Goal:
Restate each of the lines given below, word for word.
-- Start of Supplied information --
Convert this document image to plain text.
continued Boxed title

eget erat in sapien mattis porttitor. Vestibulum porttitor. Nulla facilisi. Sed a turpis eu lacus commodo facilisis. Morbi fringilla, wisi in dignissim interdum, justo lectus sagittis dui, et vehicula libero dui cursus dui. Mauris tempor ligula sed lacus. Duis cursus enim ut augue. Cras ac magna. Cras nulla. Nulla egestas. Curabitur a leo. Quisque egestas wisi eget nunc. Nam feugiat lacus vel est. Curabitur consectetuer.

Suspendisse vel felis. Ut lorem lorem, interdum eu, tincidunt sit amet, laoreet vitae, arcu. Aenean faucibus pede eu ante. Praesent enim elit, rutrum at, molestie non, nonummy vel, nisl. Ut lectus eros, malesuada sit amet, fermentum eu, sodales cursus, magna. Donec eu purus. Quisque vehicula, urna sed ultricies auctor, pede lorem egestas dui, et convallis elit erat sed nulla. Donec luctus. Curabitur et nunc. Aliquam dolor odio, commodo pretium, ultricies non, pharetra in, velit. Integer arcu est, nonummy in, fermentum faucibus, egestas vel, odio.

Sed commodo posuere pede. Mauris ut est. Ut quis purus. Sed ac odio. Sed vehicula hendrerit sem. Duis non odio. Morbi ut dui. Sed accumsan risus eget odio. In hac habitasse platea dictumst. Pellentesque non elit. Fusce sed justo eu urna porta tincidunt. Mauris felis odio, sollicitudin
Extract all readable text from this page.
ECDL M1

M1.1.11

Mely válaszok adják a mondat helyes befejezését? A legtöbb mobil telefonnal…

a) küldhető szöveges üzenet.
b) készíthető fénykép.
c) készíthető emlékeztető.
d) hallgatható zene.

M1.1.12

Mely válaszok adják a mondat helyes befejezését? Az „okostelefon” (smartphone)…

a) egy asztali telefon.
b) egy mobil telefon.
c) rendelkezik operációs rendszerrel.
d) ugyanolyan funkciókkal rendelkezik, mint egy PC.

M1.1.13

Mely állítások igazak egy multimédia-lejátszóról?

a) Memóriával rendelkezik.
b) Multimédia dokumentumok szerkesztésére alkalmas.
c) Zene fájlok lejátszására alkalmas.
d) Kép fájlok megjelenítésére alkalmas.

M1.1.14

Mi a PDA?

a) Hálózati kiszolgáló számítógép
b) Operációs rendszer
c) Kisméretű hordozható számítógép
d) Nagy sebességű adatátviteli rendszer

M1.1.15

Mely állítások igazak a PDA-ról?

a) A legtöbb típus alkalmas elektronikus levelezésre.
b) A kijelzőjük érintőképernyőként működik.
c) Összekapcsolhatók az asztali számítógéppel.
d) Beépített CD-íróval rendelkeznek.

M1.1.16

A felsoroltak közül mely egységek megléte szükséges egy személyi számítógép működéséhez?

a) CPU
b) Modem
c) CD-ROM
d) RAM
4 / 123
-- End of Supplied information --
Correct result:
Convert this document image to plain text.
continued Boxed title

eget erat in sapien mattis porttitor. Vestibulum porttitor. Nulla facilisi. Sed a turpis eu lacus commodo facilisis. Morbi fringilla, wisi in dignissim interdum, justo lectus sagittis dui, et vehicula libero dui cursus dui. Mauris tempor ligula sed lacus. Duis cursus enim ut augue. Cras ac magna. Cras nulla. Nulla egestas. Curabitur a leo. Quisque egestas wisi eget nunc. Nam feugiat lacus vel est. Curabitur consectetuer.

Suspendisse vel felis. Ut lorem lorem, interdum eu, tincidunt sit amet, laoreet vitae, arcu. Aenean faucibus pede eu ante. Praesent enim elit, rutrum at, molestie non, nonummy vel, nisl. Ut lectus eros, malesuada sit amet, fermentum eu, sodales cursus, magna. Donec eu purus. Quisque vehicula, urna sed ultricies auctor, pede lorem egestas dui, et convallis elit erat sed nulla. Donec luctus. Curabitur et nunc. Aliquam dolor odio, commodo pretium, ultricies non, pharetra in, velit. Integer arcu est, nonummy in, fermentum faucibus, egestas vel, odio.

Sed commodo posuere pede. Mauris ut est. Ut quis purus. Sed ac odio. Sed vehicula hendrerit sem. Duis non odio. Morbi ut dui. Sed accumsan risus eget odio. In hac habitasse platea dictumst. Pellentesque non elit. Fusce sed justo eu urna porta tincidunt. Mauris felis odio, sollicitudin
Extract all readable text from this page.
ECDL M1

M1.1.11

Mely válaszok adják a mondat helyes befejezését? A legtöbb mobil telefonnal…

a) küldhető szöveges üzenet.
b) készíthető fénykép.
c) készíthető emlékeztető.
d) hallgatható zene.

M1.1.12

Mely válaszok adják a mondat helyes befejezését? Az „okostelefon” (smartphone)…

a) egy asztali telefon.
b) egy mobil telefon.
c) rendelkezik operációs rendszerrel.
d) ugyanolyan funkciókkal rendelkezik, mint egy PC.

M1.1.13

Mely állítások igazak egy multimédia-lejátszóról?

a) Memóriával rendelkezik.
b) Multimédia dokumentumok szerkesztésére alkalmas.
c) Zene fájlok lejátszására alkalmas.
d) Kép fájlok megjelenítésére alkalmas.

M1.1.14

Mi a PDA?

a) Hálózati kiszolgáló számítógép
b) Operációs rendszer
c) Kisméretű hordozható számítógép
d) Nagy sebességű adatátviteli rendszer

M1.1.15

Mely állítások igazak a PDA-ról?

a) A legtöbb típus alkalmas elektronikus levelezésre.
b) A kijelzőjük érintőképernyőként működik.
c) Összekapcsolhatók az asztali számítógéppel.
d) Beépített CD-íróval rendelkeznek.

M1.1.16

A felsoroltak közül mely egységek megléte szükséges egy személyi számítógép működéséhez?

a) CPU
b) Modem
c) CD-ROM
d) RAM
4 / 123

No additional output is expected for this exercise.